■ **Problem**
Quote the entries in full, character for character, without their images.

## Start

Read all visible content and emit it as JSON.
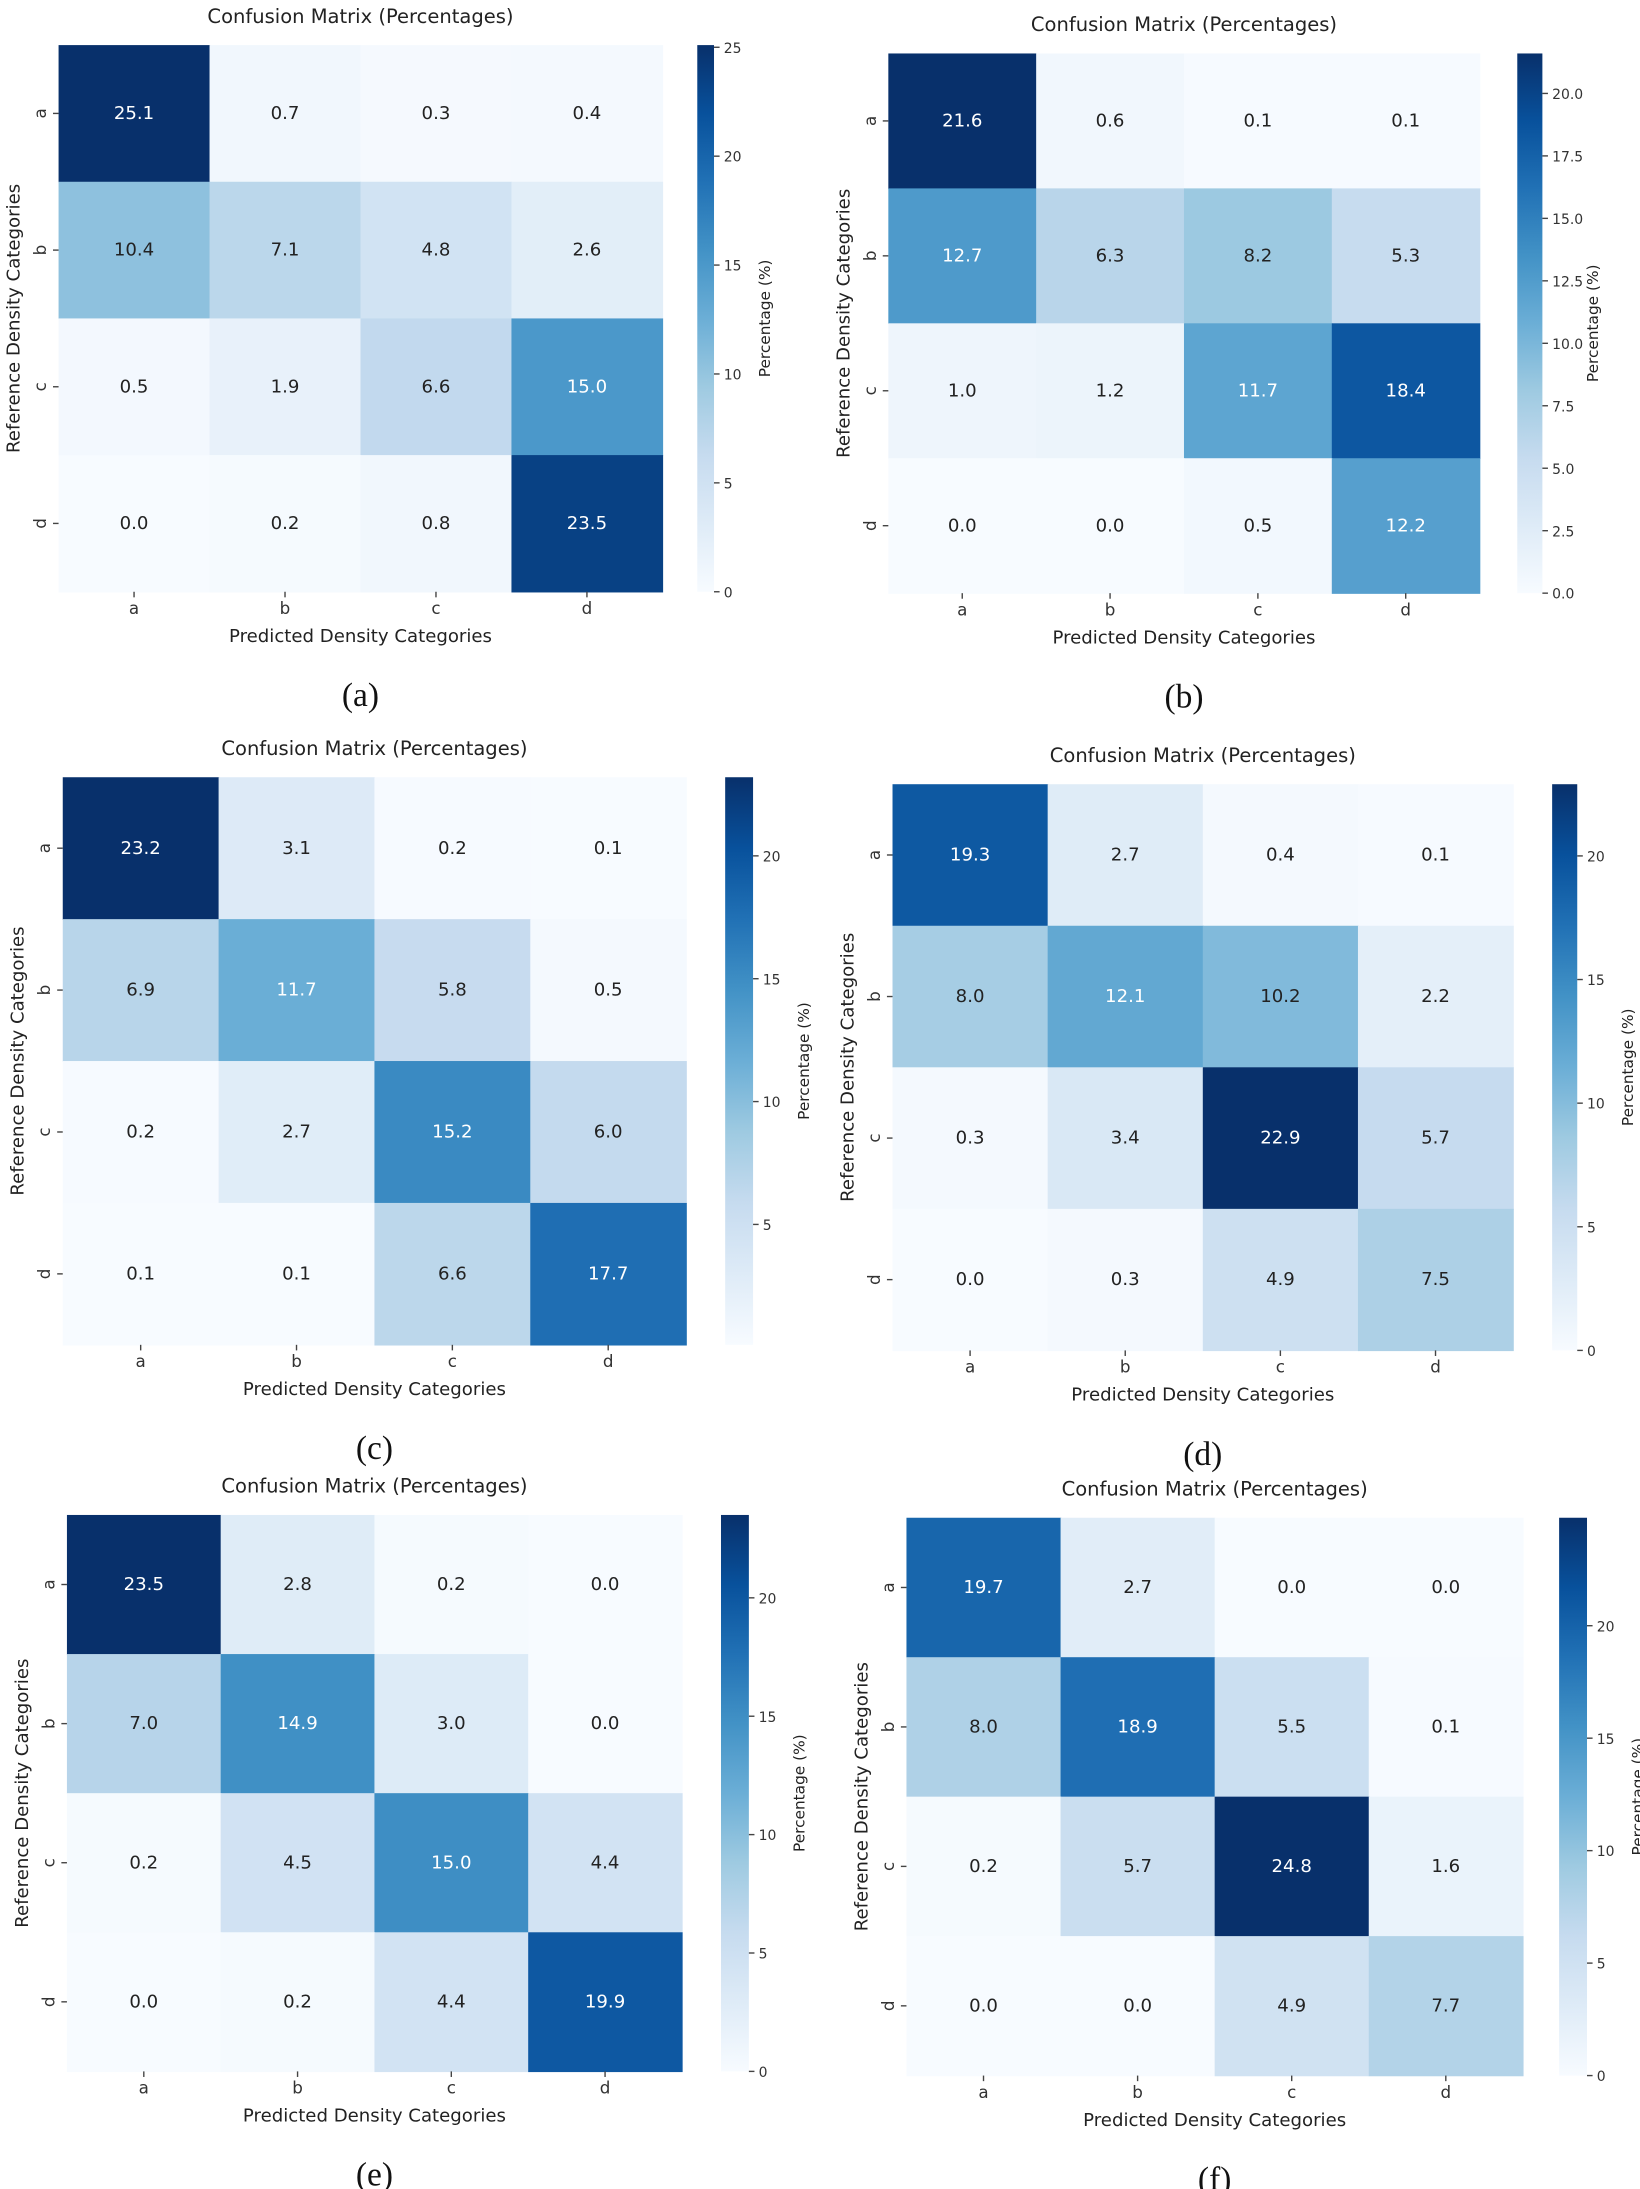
{
  "chart_data": [
    {
      "type": "heatmap",
      "caption": "(a)",
      "title": "Confusion Matrix (Percentages)",
      "xlabel": "Predicted Density Categories",
      "ylabel": "Reference Density Categories",
      "colorbar_label": "Percentage (%)",
      "colormap": "Blues",
      "x_categories": [
        "a",
        "b",
        "c",
        "d"
      ],
      "y_categories": [
        "a",
        "b",
        "c",
        "d"
      ],
      "values": [
        [
          25.1,
          0.7,
          0.3,
          0.4
        ],
        [
          10.4,
          7.1,
          4.8,
          2.6
        ],
        [
          0.5,
          1.9,
          6.6,
          15.0
        ],
        [
          0.0,
          0.2,
          0.8,
          23.5
        ]
      ],
      "colorbar_range": [
        0,
        25.1
      ],
      "colorbar_ticks": [
        "0",
        "5",
        "10",
        "15",
        "20",
        "25"
      ]
    },
    {
      "type": "heatmap",
      "caption": "(b)",
      "title": "Confusion Matrix (Percentages)",
      "xlabel": "Predicted Density Categories",
      "ylabel": "Reference Density Categories",
      "colorbar_label": "Percentage (%)",
      "colormap": "Blues",
      "x_categories": [
        "a",
        "b",
        "c",
        "d"
      ],
      "y_categories": [
        "a",
        "b",
        "c",
        "d"
      ],
      "values": [
        [
          21.6,
          0.6,
          0.1,
          0.1
        ],
        [
          12.7,
          6.3,
          8.2,
          5.3
        ],
        [
          1.0,
          1.2,
          11.7,
          18.4
        ],
        [
          0.0,
          0.0,
          0.5,
          12.2
        ]
      ],
      "colorbar_range": [
        0,
        21.6
      ],
      "colorbar_ticks": [
        "0.0",
        "2.5",
        "5.0",
        "7.5",
        "10.0",
        "12.5",
        "15.0",
        "17.5",
        "20.0"
      ]
    },
    {
      "type": "heatmap",
      "caption": "(c)",
      "title": "Confusion Matrix (Percentages)",
      "xlabel": "Predicted Density Categories",
      "ylabel": "Reference Density Categories",
      "colorbar_label": "Percentage (%)",
      "colormap": "Blues",
      "x_categories": [
        "a",
        "b",
        "c",
        "d"
      ],
      "y_categories": [
        "a",
        "b",
        "c",
        "d"
      ],
      "values": [
        [
          23.2,
          3.1,
          0.2,
          0.1
        ],
        [
          6.9,
          11.7,
          5.8,
          0.5
        ],
        [
          0.2,
          2.7,
          15.2,
          6.0
        ],
        [
          0.1,
          0.1,
          6.6,
          17.7
        ]
      ],
      "colorbar_range": [
        0.1,
        23.2
      ],
      "colorbar_ticks": [
        "5",
        "10",
        "15",
        "20"
      ]
    },
    {
      "type": "heatmap",
      "caption": "(d)",
      "title": "Confusion Matrix (Percentages)",
      "xlabel": "Predicted Density Categories",
      "ylabel": "Reference Density Categories",
      "colorbar_label": "Percentage (%)",
      "colormap": "Blues",
      "x_categories": [
        "a",
        "b",
        "c",
        "d"
      ],
      "y_categories": [
        "a",
        "b",
        "c",
        "d"
      ],
      "values": [
        [
          19.3,
          2.7,
          0.4,
          0.1
        ],
        [
          8.0,
          12.1,
          10.2,
          2.2
        ],
        [
          0.3,
          3.4,
          22.9,
          5.7
        ],
        [
          0.0,
          0.3,
          4.9,
          7.5
        ]
      ],
      "colorbar_range": [
        0,
        22.9
      ],
      "colorbar_ticks": [
        "0",
        "5",
        "10",
        "15",
        "20"
      ]
    },
    {
      "type": "heatmap",
      "caption": "(e)",
      "title": "Confusion Matrix (Percentages)",
      "xlabel": "Predicted Density Categories",
      "ylabel": "Reference Density Categories",
      "colorbar_label": "Percentage (%)",
      "colormap": "Blues",
      "x_categories": [
        "a",
        "b",
        "c",
        "d"
      ],
      "y_categories": [
        "a",
        "b",
        "c",
        "d"
      ],
      "values": [
        [
          23.5,
          2.8,
          0.2,
          0.0
        ],
        [
          7.0,
          14.9,
          3.0,
          0.0
        ],
        [
          0.2,
          4.5,
          15.0,
          4.4
        ],
        [
          0.0,
          0.2,
          4.4,
          19.9
        ]
      ],
      "colorbar_range": [
        0,
        23.5
      ],
      "colorbar_ticks": [
        "0",
        "5",
        "10",
        "15",
        "20"
      ]
    },
    {
      "type": "heatmap",
      "caption": "(f)",
      "title": "Confusion Matrix (Percentages)",
      "xlabel": "Predicted Density Categories",
      "ylabel": "Reference Density Categories",
      "colorbar_label": "Percentage (%)",
      "colormap": "Blues",
      "x_categories": [
        "a",
        "b",
        "c",
        "d"
      ],
      "y_categories": [
        "a",
        "b",
        "c",
        "d"
      ],
      "values": [
        [
          19.7,
          2.7,
          0.0,
          0.0
        ],
        [
          8.0,
          18.9,
          5.5,
          0.1
        ],
        [
          0.2,
          5.7,
          24.8,
          1.6
        ],
        [
          0.0,
          0.0,
          4.9,
          7.7
        ]
      ],
      "colorbar_range": [
        0,
        24.8
      ],
      "colorbar_ticks": [
        "0",
        "5",
        "10",
        "15",
        "20"
      ]
    }
  ]
}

## End

■ **Reply to the exercise**
Read all visible content and emit it as JSON.
{
  "chart_data": [
    {
      "type": "heatmap",
      "caption": "(a)",
      "title": "Confusion Matrix (Percentages)",
      "xlabel": "Predicted Density Categories",
      "ylabel": "Reference Density Categories",
      "colorbar_label": "Percentage (%)",
      "colormap": "Blues",
      "x_categories": [
        "a",
        "b",
        "c",
        "d"
      ],
      "y_categories": [
        "a",
        "b",
        "c",
        "d"
      ],
      "values": [
        [
          25.1,
          0.7,
          0.3,
          0.4
        ],
        [
          10.4,
          7.1,
          4.8,
          2.6
        ],
        [
          0.5,
          1.9,
          6.6,
          15.0
        ],
        [
          0.0,
          0.2,
          0.8,
          23.5
        ]
      ],
      "colorbar_range": [
        0,
        25.1
      ],
      "colorbar_ticks": [
        "0",
        "5",
        "10",
        "15",
        "20",
        "25"
      ]
    },
    {
      "type": "heatmap",
      "caption": "(b)",
      "title": "Confusion Matrix (Percentages)",
      "xlabel": "Predicted Density Categories",
      "ylabel": "Reference Density Categories",
      "colorbar_label": "Percentage (%)",
      "colormap": "Blues",
      "x_categories": [
        "a",
        "b",
        "c",
        "d"
      ],
      "y_categories": [
        "a",
        "b",
        "c",
        "d"
      ],
      "values": [
        [
          21.6,
          0.6,
          0.1,
          0.1
        ],
        [
          12.7,
          6.3,
          8.2,
          5.3
        ],
        [
          1.0,
          1.2,
          11.7,
          18.4
        ],
        [
          0.0,
          0.0,
          0.5,
          12.2
        ]
      ],
      "colorbar_range": [
        0,
        21.6
      ],
      "colorbar_ticks": [
        "0.0",
        "2.5",
        "5.0",
        "7.5",
        "10.0",
        "12.5",
        "15.0",
        "17.5",
        "20.0"
      ]
    },
    {
      "type": "heatmap",
      "caption": "(c)",
      "title": "Confusion Matrix (Percentages)",
      "xlabel": "Predicted Density Categories",
      "ylabel": "Reference Density Categories",
      "colorbar_label": "Percentage (%)",
      "colormap": "Blues",
      "x_categories": [
        "a",
        "b",
        "c",
        "d"
      ],
      "y_categories": [
        "a",
        "b",
        "c",
        "d"
      ],
      "values": [
        [
          23.2,
          3.1,
          0.2,
          0.1
        ],
        [
          6.9,
          11.7,
          5.8,
          0.5
        ],
        [
          0.2,
          2.7,
          15.2,
          6.0
        ],
        [
          0.1,
          0.1,
          6.6,
          17.7
        ]
      ],
      "colorbar_range": [
        0.1,
        23.2
      ],
      "colorbar_ticks": [
        "5",
        "10",
        "15",
        "20"
      ]
    },
    {
      "type": "heatmap",
      "caption": "(d)",
      "title": "Confusion Matrix (Percentages)",
      "xlabel": "Predicted Density Categories",
      "ylabel": "Reference Density Categories",
      "colorbar_label": "Percentage (%)",
      "colormap": "Blues",
      "x_categories": [
        "a",
        "b",
        "c",
        "d"
      ],
      "y_categories": [
        "a",
        "b",
        "c",
        "d"
      ],
      "values": [
        [
          19.3,
          2.7,
          0.4,
          0.1
        ],
        [
          8.0,
          12.1,
          10.2,
          2.2
        ],
        [
          0.3,
          3.4,
          22.9,
          5.7
        ],
        [
          0.0,
          0.3,
          4.9,
          7.5
        ]
      ],
      "colorbar_range": [
        0,
        22.9
      ],
      "colorbar_ticks": [
        "0",
        "5",
        "10",
        "15",
        "20"
      ]
    },
    {
      "type": "heatmap",
      "caption": "(e)",
      "title": "Confusion Matrix (Percentages)",
      "xlabel": "Predicted Density Categories",
      "ylabel": "Reference Density Categories",
      "colorbar_label": "Percentage (%)",
      "colormap": "Blues",
      "x_categories": [
        "a",
        "b",
        "c",
        "d"
      ],
      "y_categories": [
        "a",
        "b",
        "c",
        "d"
      ],
      "values": [
        [
          23.5,
          2.8,
          0.2,
          0.0
        ],
        [
          7.0,
          14.9,
          3.0,
          0.0
        ],
        [
          0.2,
          4.5,
          15.0,
          4.4
        ],
        [
          0.0,
          0.2,
          4.4,
          19.9
        ]
      ],
      "colorbar_range": [
        0,
        23.5
      ],
      "colorbar_ticks": [
        "0",
        "5",
        "10",
        "15",
        "20"
      ]
    },
    {
      "type": "heatmap",
      "caption": "(f)",
      "title": "Confusion Matrix (Percentages)",
      "xlabel": "Predicted Density Categories",
      "ylabel": "Reference Density Categories",
      "colorbar_label": "Percentage (%)",
      "colormap": "Blues",
      "x_categories": [
        "a",
        "b",
        "c",
        "d"
      ],
      "y_categories": [
        "a",
        "b",
        "c",
        "d"
      ],
      "values": [
        [
          19.7,
          2.7,
          0.0,
          0.0
        ],
        [
          8.0,
          18.9,
          5.5,
          0.1
        ],
        [
          0.2,
          5.7,
          24.8,
          1.6
        ],
        [
          0.0,
          0.0,
          4.9,
          7.7
        ]
      ],
      "colorbar_range": [
        0,
        24.8
      ],
      "colorbar_ticks": [
        "0",
        "5",
        "10",
        "15",
        "20"
      ]
    }
  ]
}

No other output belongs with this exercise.